**** Data in this exercise

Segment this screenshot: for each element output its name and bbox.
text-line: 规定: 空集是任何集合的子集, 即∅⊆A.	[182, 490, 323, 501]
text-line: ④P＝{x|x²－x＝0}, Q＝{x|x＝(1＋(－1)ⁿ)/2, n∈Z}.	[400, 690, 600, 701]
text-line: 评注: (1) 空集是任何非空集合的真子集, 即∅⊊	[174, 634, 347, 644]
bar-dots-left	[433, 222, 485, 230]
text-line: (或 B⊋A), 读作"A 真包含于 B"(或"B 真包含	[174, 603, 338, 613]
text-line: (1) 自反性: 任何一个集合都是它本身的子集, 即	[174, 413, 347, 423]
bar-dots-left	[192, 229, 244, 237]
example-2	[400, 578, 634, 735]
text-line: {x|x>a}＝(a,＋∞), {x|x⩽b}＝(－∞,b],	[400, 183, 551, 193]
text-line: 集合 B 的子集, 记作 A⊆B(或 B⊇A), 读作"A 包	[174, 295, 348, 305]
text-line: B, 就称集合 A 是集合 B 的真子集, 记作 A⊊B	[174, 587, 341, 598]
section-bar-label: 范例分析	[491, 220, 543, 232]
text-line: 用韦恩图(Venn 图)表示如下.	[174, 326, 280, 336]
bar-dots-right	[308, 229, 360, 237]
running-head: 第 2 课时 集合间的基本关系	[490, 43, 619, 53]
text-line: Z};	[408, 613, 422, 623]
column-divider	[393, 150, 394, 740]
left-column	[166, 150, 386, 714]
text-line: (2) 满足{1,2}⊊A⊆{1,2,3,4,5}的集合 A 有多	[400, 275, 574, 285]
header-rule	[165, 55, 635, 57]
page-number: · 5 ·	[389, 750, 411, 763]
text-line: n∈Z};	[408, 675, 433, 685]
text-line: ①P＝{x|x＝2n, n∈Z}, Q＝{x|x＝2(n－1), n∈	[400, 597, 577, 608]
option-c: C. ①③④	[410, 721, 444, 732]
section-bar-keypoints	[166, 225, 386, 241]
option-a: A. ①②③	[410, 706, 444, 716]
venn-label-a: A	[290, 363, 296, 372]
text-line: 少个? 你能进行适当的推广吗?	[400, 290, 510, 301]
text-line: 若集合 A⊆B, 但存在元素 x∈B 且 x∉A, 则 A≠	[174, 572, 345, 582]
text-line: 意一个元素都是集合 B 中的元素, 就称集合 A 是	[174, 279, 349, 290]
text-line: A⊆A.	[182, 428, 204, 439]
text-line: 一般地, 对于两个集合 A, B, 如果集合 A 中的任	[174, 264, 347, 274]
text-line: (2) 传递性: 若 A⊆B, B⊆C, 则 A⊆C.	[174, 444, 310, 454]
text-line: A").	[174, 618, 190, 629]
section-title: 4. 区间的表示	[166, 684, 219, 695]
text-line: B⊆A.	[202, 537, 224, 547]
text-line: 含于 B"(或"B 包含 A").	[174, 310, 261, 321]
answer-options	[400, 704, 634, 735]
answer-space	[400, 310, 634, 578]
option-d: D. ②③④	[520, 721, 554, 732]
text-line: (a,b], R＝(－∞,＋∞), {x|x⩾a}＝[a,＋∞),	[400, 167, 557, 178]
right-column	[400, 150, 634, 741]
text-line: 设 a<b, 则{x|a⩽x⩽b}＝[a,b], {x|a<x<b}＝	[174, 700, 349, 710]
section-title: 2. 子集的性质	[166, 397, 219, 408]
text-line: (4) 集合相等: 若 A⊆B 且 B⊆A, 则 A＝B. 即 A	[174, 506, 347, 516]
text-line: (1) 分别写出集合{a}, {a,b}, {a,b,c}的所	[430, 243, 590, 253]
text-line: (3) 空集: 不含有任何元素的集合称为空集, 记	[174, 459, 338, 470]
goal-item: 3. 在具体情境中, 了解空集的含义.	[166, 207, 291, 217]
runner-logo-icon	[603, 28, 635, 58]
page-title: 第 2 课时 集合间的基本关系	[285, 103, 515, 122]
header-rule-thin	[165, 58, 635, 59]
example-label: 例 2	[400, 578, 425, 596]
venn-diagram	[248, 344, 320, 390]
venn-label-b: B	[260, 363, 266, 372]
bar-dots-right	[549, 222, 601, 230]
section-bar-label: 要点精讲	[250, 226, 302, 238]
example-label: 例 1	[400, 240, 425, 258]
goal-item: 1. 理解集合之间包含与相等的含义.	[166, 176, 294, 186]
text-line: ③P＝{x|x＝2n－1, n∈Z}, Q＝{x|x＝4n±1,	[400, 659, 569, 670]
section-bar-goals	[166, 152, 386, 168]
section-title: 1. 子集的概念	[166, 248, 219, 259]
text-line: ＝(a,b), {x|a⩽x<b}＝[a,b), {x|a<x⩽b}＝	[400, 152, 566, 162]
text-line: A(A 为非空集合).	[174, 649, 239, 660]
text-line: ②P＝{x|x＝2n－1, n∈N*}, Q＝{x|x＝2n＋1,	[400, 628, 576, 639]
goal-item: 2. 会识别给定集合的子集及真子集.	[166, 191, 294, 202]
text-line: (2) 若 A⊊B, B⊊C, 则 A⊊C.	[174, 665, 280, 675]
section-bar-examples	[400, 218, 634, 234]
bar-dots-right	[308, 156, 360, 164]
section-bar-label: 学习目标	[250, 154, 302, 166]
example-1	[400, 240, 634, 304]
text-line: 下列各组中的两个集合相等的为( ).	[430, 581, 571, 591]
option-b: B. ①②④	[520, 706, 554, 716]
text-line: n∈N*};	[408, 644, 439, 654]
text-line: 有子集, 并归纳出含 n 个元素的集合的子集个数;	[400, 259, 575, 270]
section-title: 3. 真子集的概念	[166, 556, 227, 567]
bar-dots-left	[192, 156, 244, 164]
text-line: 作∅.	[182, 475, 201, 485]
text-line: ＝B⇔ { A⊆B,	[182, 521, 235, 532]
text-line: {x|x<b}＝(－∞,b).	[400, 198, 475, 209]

********

• [Written problem]: Copy out every line of the material above word for word, in the same order.

• [Task solution]:
Segment this screenshot: for each element output its name and bbox.
text-line: 规定: 空集是任何集合的子集, 即∅⊆A.	[182, 490, 323, 501]
text-line: ④P＝{x|x²－x＝0}, Q＝{x|x＝(1＋(－1)ⁿ)/2, n∈Z}.	[400, 690, 600, 701]
text-line: 评注: (1) 空集是任何非空集合的真子集, 即∅⊊	[174, 634, 347, 644]
bar-dots-left	[433, 222, 485, 230]
text-line: (或 B⊋A), 读作"A 真包含于 B"(或"B 真包含	[174, 603, 338, 613]
text-line: (1) 自反性: 任何一个集合都是它本身的子集, 即	[174, 413, 347, 423]
bar-dots-left	[192, 229, 244, 237]
example-2	[400, 578, 634, 735]
text-line: {x|x>a}＝(a,＋∞), {x|x⩽b}＝(－∞,b],	[400, 183, 551, 193]
text-line: 集合 B 的子集, 记作 A⊆B(或 B⊇A), 读作"A 包	[174, 295, 348, 305]
text-line: B, 就称集合 A 是集合 B 的真子集, 记作 A⊊B	[174, 587, 341, 598]
section-bar-label: 范例分析	[491, 220, 543, 232]
text-line: 用韦恩图(Venn 图)表示如下.	[174, 326, 280, 336]
bar-dots-right	[308, 229, 360, 237]
running-head: 第 2 课时 集合间的基本关系	[490, 43, 619, 53]
text-line: Z};	[408, 613, 422, 623]
column-divider	[393, 150, 394, 740]
left-column	[166, 150, 386, 714]
text-line: (2) 满足{1,2}⊊A⊆{1,2,3,4,5}的集合 A 有多	[400, 275, 574, 285]
header-rule	[165, 55, 635, 57]
page-number: · 5 ·	[389, 750, 411, 763]
text-line: n∈Z};	[408, 675, 433, 685]
text-line: ①P＝{x|x＝2n, n∈Z}, Q＝{x|x＝2(n－1), n∈	[400, 597, 577, 608]
option-c: C. ①③④	[410, 721, 444, 732]
section-bar-keypoints	[166, 225, 386, 241]
option-a: A. ①②③	[410, 706, 444, 716]
venn-label-a: A	[290, 363, 296, 372]
text-line: 少个? 你能进行适当的推广吗?	[400, 290, 510, 301]
text-line: 若集合 A⊆B, 但存在元素 x∈B 且 x∉A, 则 A≠	[174, 572, 345, 582]
text-line: 意一个元素都是集合 B 中的元素, 就称集合 A 是	[174, 279, 349, 290]
text-line: A⊆A.	[182, 428, 204, 439]
text-line: 一般地, 对于两个集合 A, B, 如果集合 A 中的任	[174, 264, 347, 274]
text-line: (2) 传递性: 若 A⊆B, B⊆C, 则 A⊆C.	[174, 444, 310, 454]
text-line: A").	[174, 618, 190, 629]
section-title: 4. 区间的表示	[166, 684, 219, 695]
text-line: B⊆A.	[202, 537, 224, 547]
text-line: 含于 B"(或"B 包含 A").	[174, 310, 261, 321]
answer-options	[400, 704, 634, 735]
answer-space	[400, 310, 634, 578]
option-d: D. ②③④	[520, 721, 554, 732]
text-line: (a,b], R＝(－∞,＋∞), {x|x⩾a}＝[a,＋∞),	[400, 167, 557, 178]
right-column	[400, 150, 634, 741]
text-line: 设 a<b, 则{x|a⩽x⩽b}＝[a,b], {x|a<x<b}＝	[174, 700, 349, 710]
section-title: 2. 子集的性质	[166, 397, 219, 408]
text-line: (4) 集合相等: 若 A⊆B 且 B⊆A, 则 A＝B. 即 A	[174, 506, 347, 516]
text-line: (1) 分别写出集合{a}, {a,b}, {a,b,c}的所	[430, 243, 590, 253]
text-line: (3) 空集: 不含有任何元素的集合称为空集, 记	[174, 459, 338, 470]
goal-item: 3. 在具体情境中, 了解空集的含义.	[166, 207, 291, 217]
runner-logo-icon	[603, 28, 635, 58]
page-title: 第 2 课时 集合间的基本关系	[285, 103, 515, 122]
header-rule-thin	[165, 58, 635, 59]
example-label: 例 2	[400, 578, 425, 596]
venn-diagram	[248, 344, 320, 390]
venn-label-b: B	[260, 363, 266, 372]
bar-dots-right	[549, 222, 601, 230]
section-bar-label: 要点精讲	[250, 226, 302, 238]
example-label: 例 1	[400, 240, 425, 258]
goal-item: 1. 理解集合之间包含与相等的含义.	[166, 176, 294, 186]
text-line: ③P＝{x|x＝2n－1, n∈Z}, Q＝{x|x＝4n±1,	[400, 659, 569, 670]
section-bar-goals	[166, 152, 386, 168]
section-title: 1. 子集的概念	[166, 248, 219, 259]
text-line: ＝(a,b), {x|a⩽x<b}＝[a,b), {x|a<x⩽b}＝	[400, 152, 566, 162]
text-line: A(A 为非空集合).	[174, 649, 239, 660]
text-line: ②P＝{x|x＝2n－1, n∈N*}, Q＝{x|x＝2n＋1,	[400, 628, 576, 639]
goal-item: 2. 会识别给定集合的子集及真子集.	[166, 191, 294, 202]
text-line: (2) 若 A⊊B, B⊊C, 则 A⊊C.	[174, 665, 280, 675]
section-bar-examples	[400, 218, 634, 234]
bar-dots-right	[308, 156, 360, 164]
section-bar-label: 学习目标	[250, 154, 302, 166]
example-1	[400, 240, 634, 304]
text-line: 下列各组中的两个集合相等的为( ).	[430, 581, 571, 591]
option-b: B. ①②④	[520, 706, 554, 716]
text-line: n∈N*};	[408, 644, 439, 654]
text-line: 有子集, 并归纳出含 n 个元素的集合的子集个数;	[400, 259, 575, 270]
section-title: 3. 真子集的概念	[166, 556, 227, 567]
bar-dots-left	[192, 156, 244, 164]
text-line: 作∅.	[182, 475, 201, 485]
text-line: ＝B⇔ { A⊆B,	[182, 521, 235, 532]
text-line: {x|x<b}＝(－∞,b).	[400, 198, 475, 209]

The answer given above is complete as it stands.